● Stated exercise
Do not include the pictures; repeat the rest of the data exactly.

--- Begin Items ---

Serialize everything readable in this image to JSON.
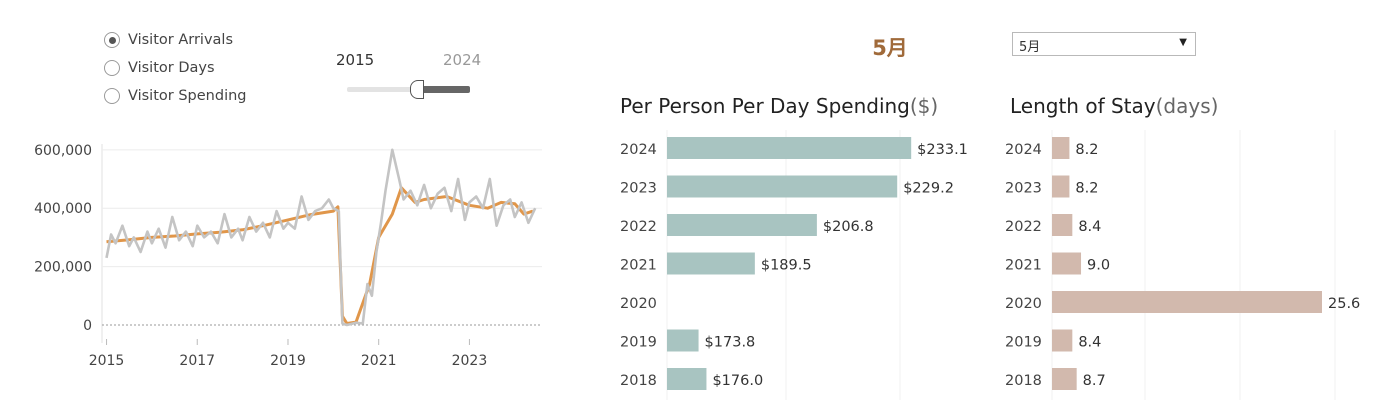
{
  "controls": {
    "measure_options": [
      {
        "label": "Visitor Arrivals",
        "selected": true
      },
      {
        "label": "Visitor Days",
        "selected": false
      },
      {
        "label": "Visitor Spending",
        "selected": false
      }
    ],
    "year_range": {
      "start_label": "2015",
      "end_label": "2024"
    },
    "month_title": "5月",
    "month_select": {
      "value": "5月"
    }
  },
  "colors": {
    "trend": "#e0964a",
    "actual": "#c4c4c4",
    "spending_bar": "#a8c4c1",
    "stay_bar": "#d2b9ad"
  },
  "chart_data": [
    {
      "type": "line",
      "title": "",
      "xlabel": "",
      "ylabel": "",
      "x_ticks": [
        "2015",
        "2017",
        "2019",
        "2021",
        "2023"
      ],
      "y_ticks": [
        "600,000",
        "400,000",
        "200,000",
        "0"
      ],
      "xlim": [
        2014.9,
        2024.6
      ],
      "ylim": [
        0,
        620000
      ],
      "series": [
        {
          "color": "#e0964a",
          "x": [
            2015.0,
            2015.5,
            2016.0,
            2016.5,
            2017.0,
            2017.5,
            2018.0,
            2018.5,
            2019.0,
            2019.5,
            2020.0,
            2020.1,
            2020.2,
            2020.3,
            2020.5,
            2020.8,
            2021.0,
            2021.3,
            2021.5,
            2021.8,
            2022.0,
            2022.5,
            2023.0,
            2023.4,
            2023.7,
            2024.0,
            2024.2,
            2024.4
          ],
          "y": [
            285000,
            292000,
            300000,
            305000,
            312000,
            318000,
            326000,
            342000,
            360000,
            378000,
            390000,
            405000,
            30000,
            5000,
            10000,
            140000,
            300000,
            380000,
            470000,
            420000,
            430000,
            440000,
            410000,
            400000,
            420000,
            415000,
            380000,
            390000
          ]
        },
        {
          "color": "#c4c4c4",
          "x": [
            2015.0,
            2015.1,
            2015.2,
            2015.35,
            2015.5,
            2015.6,
            2015.75,
            2015.9,
            2016.0,
            2016.15,
            2016.3,
            2016.45,
            2016.6,
            2016.75,
            2016.9,
            2017.0,
            2017.15,
            2017.3,
            2017.45,
            2017.6,
            2017.75,
            2017.9,
            2018.0,
            2018.15,
            2018.3,
            2018.45,
            2018.6,
            2018.75,
            2018.9,
            2019.0,
            2019.15,
            2019.3,
            2019.45,
            2019.6,
            2019.75,
            2019.9,
            2020.0,
            2020.12,
            2020.2,
            2020.3,
            2020.5,
            2020.65,
            2020.75,
            2020.85,
            2020.95,
            2021.05,
            2021.15,
            2021.3,
            2021.45,
            2021.55,
            2021.7,
            2021.85,
            2022.0,
            2022.15,
            2022.3,
            2022.45,
            2022.6,
            2022.75,
            2022.9,
            2023.0,
            2023.15,
            2023.3,
            2023.45,
            2023.6,
            2023.75,
            2023.9,
            2024.0,
            2024.15,
            2024.3,
            2024.45
          ],
          "y": [
            230000,
            310000,
            280000,
            340000,
            270000,
            300000,
            250000,
            320000,
            280000,
            330000,
            265000,
            370000,
            290000,
            320000,
            270000,
            340000,
            300000,
            320000,
            280000,
            380000,
            300000,
            330000,
            290000,
            370000,
            320000,
            350000,
            300000,
            390000,
            330000,
            350000,
            330000,
            440000,
            360000,
            390000,
            400000,
            430000,
            400000,
            390000,
            5000,
            0,
            8000,
            5000,
            140000,
            100000,
            250000,
            350000,
            460000,
            600000,
            500000,
            430000,
            460000,
            410000,
            480000,
            400000,
            450000,
            470000,
            390000,
            500000,
            360000,
            420000,
            440000,
            400000,
            500000,
            340000,
            410000,
            430000,
            370000,
            420000,
            350000,
            400000
          ]
        }
      ]
    },
    {
      "type": "bar",
      "title": "Per Person Per Day Spending",
      "title_unit": "($)",
      "orientation": "horizontal",
      "categories": [
        "2024",
        "2023",
        "2022",
        "2021",
        "2020",
        "2019",
        "2018"
      ],
      "values": [
        233.1,
        229.2,
        206.8,
        189.5,
        null,
        173.8,
        176.0
      ],
      "value_labels": [
        "$233.1",
        "$229.2",
        "$206.8",
        "$189.5",
        "",
        "$173.8",
        "$176.0"
      ],
      "xlim": [
        165,
        235
      ]
    },
    {
      "type": "bar",
      "title": "Length of Stay",
      "title_unit": "(days)",
      "orientation": "horizontal",
      "categories": [
        "2024",
        "2023",
        "2022",
        "2021",
        "2020",
        "2019",
        "2018"
      ],
      "values": [
        8.2,
        8.2,
        8.4,
        9.0,
        25.6,
        8.4,
        8.7
      ],
      "value_labels": [
        "8.2",
        "8.2",
        "8.4",
        "9.0",
        "25.6",
        "8.4",
        "8.7"
      ],
      "xlim": [
        7.0,
        25.6
      ]
    }
  ]
}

--- End Items ---

● Answer for this exercise
Serialize everything readable in this image to JSON.
{
  "controls": {
    "measure_options": [
      {
        "label": "Visitor Arrivals",
        "selected": true
      },
      {
        "label": "Visitor Days",
        "selected": false
      },
      {
        "label": "Visitor Spending",
        "selected": false
      }
    ],
    "year_range": {
      "start_label": "2015",
      "end_label": "2024"
    },
    "month_title": "5月",
    "month_select": {
      "value": "5月"
    }
  },
  "colors": {
    "trend": "#e0964a",
    "actual": "#c4c4c4",
    "spending_bar": "#a8c4c1",
    "stay_bar": "#d2b9ad"
  },
  "chart_data": [
    {
      "type": "line",
      "title": "",
      "xlabel": "",
      "ylabel": "",
      "x_ticks": [
        "2015",
        "2017",
        "2019",
        "2021",
        "2023"
      ],
      "y_ticks": [
        "600,000",
        "400,000",
        "200,000",
        "0"
      ],
      "xlim": [
        2014.9,
        2024.6
      ],
      "ylim": [
        0,
        620000
      ],
      "series": [
        {
          "color": "#e0964a",
          "x": [
            2015.0,
            2015.5,
            2016.0,
            2016.5,
            2017.0,
            2017.5,
            2018.0,
            2018.5,
            2019.0,
            2019.5,
            2020.0,
            2020.1,
            2020.2,
            2020.3,
            2020.5,
            2020.8,
            2021.0,
            2021.3,
            2021.5,
            2021.8,
            2022.0,
            2022.5,
            2023.0,
            2023.4,
            2023.7,
            2024.0,
            2024.2,
            2024.4
          ],
          "y": [
            285000,
            292000,
            300000,
            305000,
            312000,
            318000,
            326000,
            342000,
            360000,
            378000,
            390000,
            405000,
            30000,
            5000,
            10000,
            140000,
            300000,
            380000,
            470000,
            420000,
            430000,
            440000,
            410000,
            400000,
            420000,
            415000,
            380000,
            390000
          ]
        },
        {
          "color": "#c4c4c4",
          "x": [
            2015.0,
            2015.1,
            2015.2,
            2015.35,
            2015.5,
            2015.6,
            2015.75,
            2015.9,
            2016.0,
            2016.15,
            2016.3,
            2016.45,
            2016.6,
            2016.75,
            2016.9,
            2017.0,
            2017.15,
            2017.3,
            2017.45,
            2017.6,
            2017.75,
            2017.9,
            2018.0,
            2018.15,
            2018.3,
            2018.45,
            2018.6,
            2018.75,
            2018.9,
            2019.0,
            2019.15,
            2019.3,
            2019.45,
            2019.6,
            2019.75,
            2019.9,
            2020.0,
            2020.12,
            2020.2,
            2020.3,
            2020.5,
            2020.65,
            2020.75,
            2020.85,
            2020.95,
            2021.05,
            2021.15,
            2021.3,
            2021.45,
            2021.55,
            2021.7,
            2021.85,
            2022.0,
            2022.15,
            2022.3,
            2022.45,
            2022.6,
            2022.75,
            2022.9,
            2023.0,
            2023.15,
            2023.3,
            2023.45,
            2023.6,
            2023.75,
            2023.9,
            2024.0,
            2024.15,
            2024.3,
            2024.45
          ],
          "y": [
            230000,
            310000,
            280000,
            340000,
            270000,
            300000,
            250000,
            320000,
            280000,
            330000,
            265000,
            370000,
            290000,
            320000,
            270000,
            340000,
            300000,
            320000,
            280000,
            380000,
            300000,
            330000,
            290000,
            370000,
            320000,
            350000,
            300000,
            390000,
            330000,
            350000,
            330000,
            440000,
            360000,
            390000,
            400000,
            430000,
            400000,
            390000,
            5000,
            0,
            8000,
            5000,
            140000,
            100000,
            250000,
            350000,
            460000,
            600000,
            500000,
            430000,
            460000,
            410000,
            480000,
            400000,
            450000,
            470000,
            390000,
            500000,
            360000,
            420000,
            440000,
            400000,
            500000,
            340000,
            410000,
            430000,
            370000,
            420000,
            350000,
            400000
          ]
        }
      ]
    },
    {
      "type": "bar",
      "title": "Per Person Per Day Spending",
      "title_unit": "($)",
      "orientation": "horizontal",
      "categories": [
        "2024",
        "2023",
        "2022",
        "2021",
        "2020",
        "2019",
        "2018"
      ],
      "values": [
        233.1,
        229.2,
        206.8,
        189.5,
        null,
        173.8,
        176.0
      ],
      "value_labels": [
        "$233.1",
        "$229.2",
        "$206.8",
        "$189.5",
        "",
        "$173.8",
        "$176.0"
      ],
      "xlim": [
        165,
        235
      ]
    },
    {
      "type": "bar",
      "title": "Length of Stay",
      "title_unit": "(days)",
      "orientation": "horizontal",
      "categories": [
        "2024",
        "2023",
        "2022",
        "2021",
        "2020",
        "2019",
        "2018"
      ],
      "values": [
        8.2,
        8.2,
        8.4,
        9.0,
        25.6,
        8.4,
        8.7
      ],
      "value_labels": [
        "8.2",
        "8.2",
        "8.4",
        "9.0",
        "25.6",
        "8.4",
        "8.7"
      ],
      "xlim": [
        7.0,
        25.6
      ]
    }
  ]
}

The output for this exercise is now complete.